SUPPLIED DATA
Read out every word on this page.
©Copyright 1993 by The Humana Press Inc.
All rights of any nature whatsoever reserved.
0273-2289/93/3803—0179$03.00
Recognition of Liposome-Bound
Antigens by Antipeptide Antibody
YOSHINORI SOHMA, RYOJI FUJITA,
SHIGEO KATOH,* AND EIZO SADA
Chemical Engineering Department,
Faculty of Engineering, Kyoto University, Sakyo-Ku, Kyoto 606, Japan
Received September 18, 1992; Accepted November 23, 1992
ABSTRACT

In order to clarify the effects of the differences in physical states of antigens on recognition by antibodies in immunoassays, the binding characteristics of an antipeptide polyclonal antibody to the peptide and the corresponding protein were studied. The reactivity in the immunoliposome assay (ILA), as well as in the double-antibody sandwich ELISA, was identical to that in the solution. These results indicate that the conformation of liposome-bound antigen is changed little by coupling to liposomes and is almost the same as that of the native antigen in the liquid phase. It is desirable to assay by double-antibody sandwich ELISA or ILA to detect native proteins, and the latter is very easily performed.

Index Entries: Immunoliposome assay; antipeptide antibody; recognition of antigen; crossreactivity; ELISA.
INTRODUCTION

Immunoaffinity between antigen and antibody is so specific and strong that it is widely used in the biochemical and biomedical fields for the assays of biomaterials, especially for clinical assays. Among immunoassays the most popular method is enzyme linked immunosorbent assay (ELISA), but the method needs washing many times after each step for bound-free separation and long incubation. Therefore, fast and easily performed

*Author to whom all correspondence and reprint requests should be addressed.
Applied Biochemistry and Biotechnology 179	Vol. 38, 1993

--

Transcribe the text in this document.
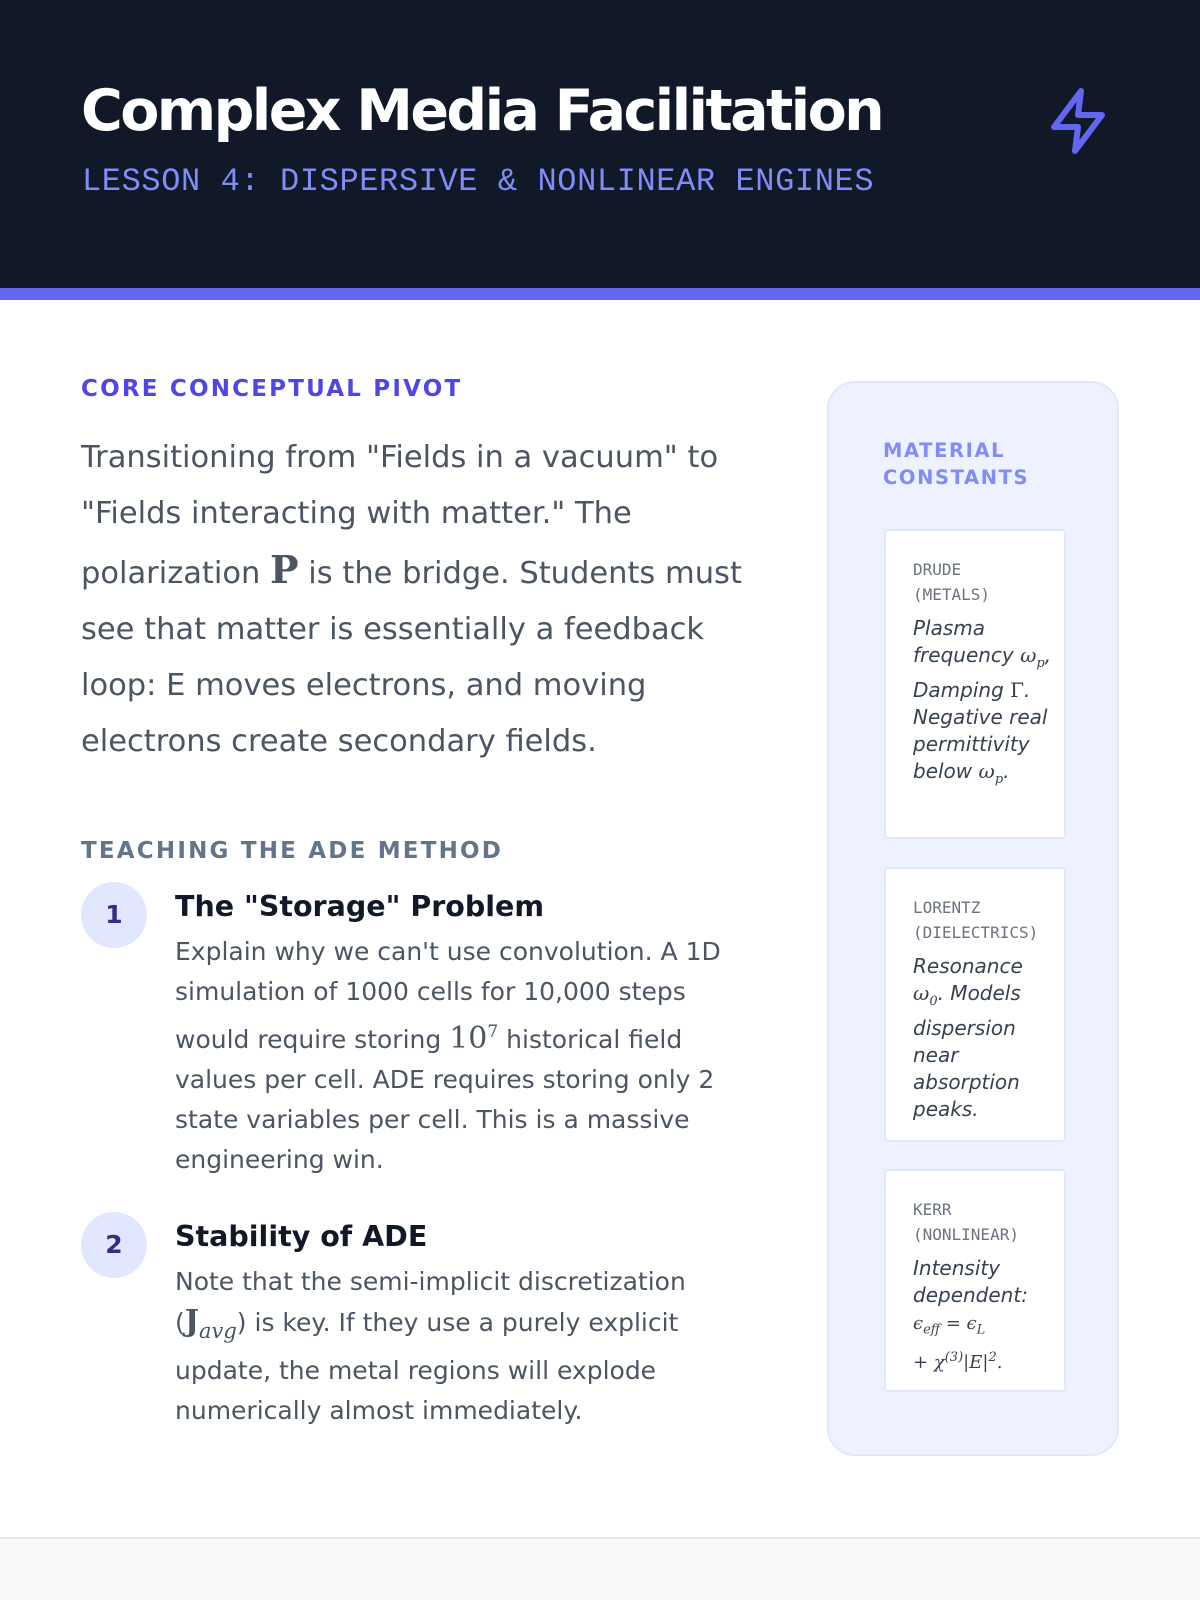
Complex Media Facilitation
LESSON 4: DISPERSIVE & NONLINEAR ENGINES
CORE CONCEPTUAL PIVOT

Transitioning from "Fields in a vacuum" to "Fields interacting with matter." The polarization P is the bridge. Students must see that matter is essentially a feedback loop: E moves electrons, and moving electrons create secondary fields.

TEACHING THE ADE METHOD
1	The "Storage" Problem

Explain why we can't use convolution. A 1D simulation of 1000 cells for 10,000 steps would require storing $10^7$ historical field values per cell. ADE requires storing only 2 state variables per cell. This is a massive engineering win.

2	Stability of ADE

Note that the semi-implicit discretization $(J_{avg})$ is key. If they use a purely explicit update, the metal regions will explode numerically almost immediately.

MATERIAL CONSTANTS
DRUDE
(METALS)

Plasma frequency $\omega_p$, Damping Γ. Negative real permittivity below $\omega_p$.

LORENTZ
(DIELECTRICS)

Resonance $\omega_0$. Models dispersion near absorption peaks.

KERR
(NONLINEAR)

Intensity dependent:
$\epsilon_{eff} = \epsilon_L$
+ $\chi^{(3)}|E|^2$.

BRIEF
Show the lines of the entries that include the string "NONLINEAR", copying each in full.

ANSWER BOX
LESSON 4: DISPERSIVE & NONLINEAR ENGINES
(NONLINEAR)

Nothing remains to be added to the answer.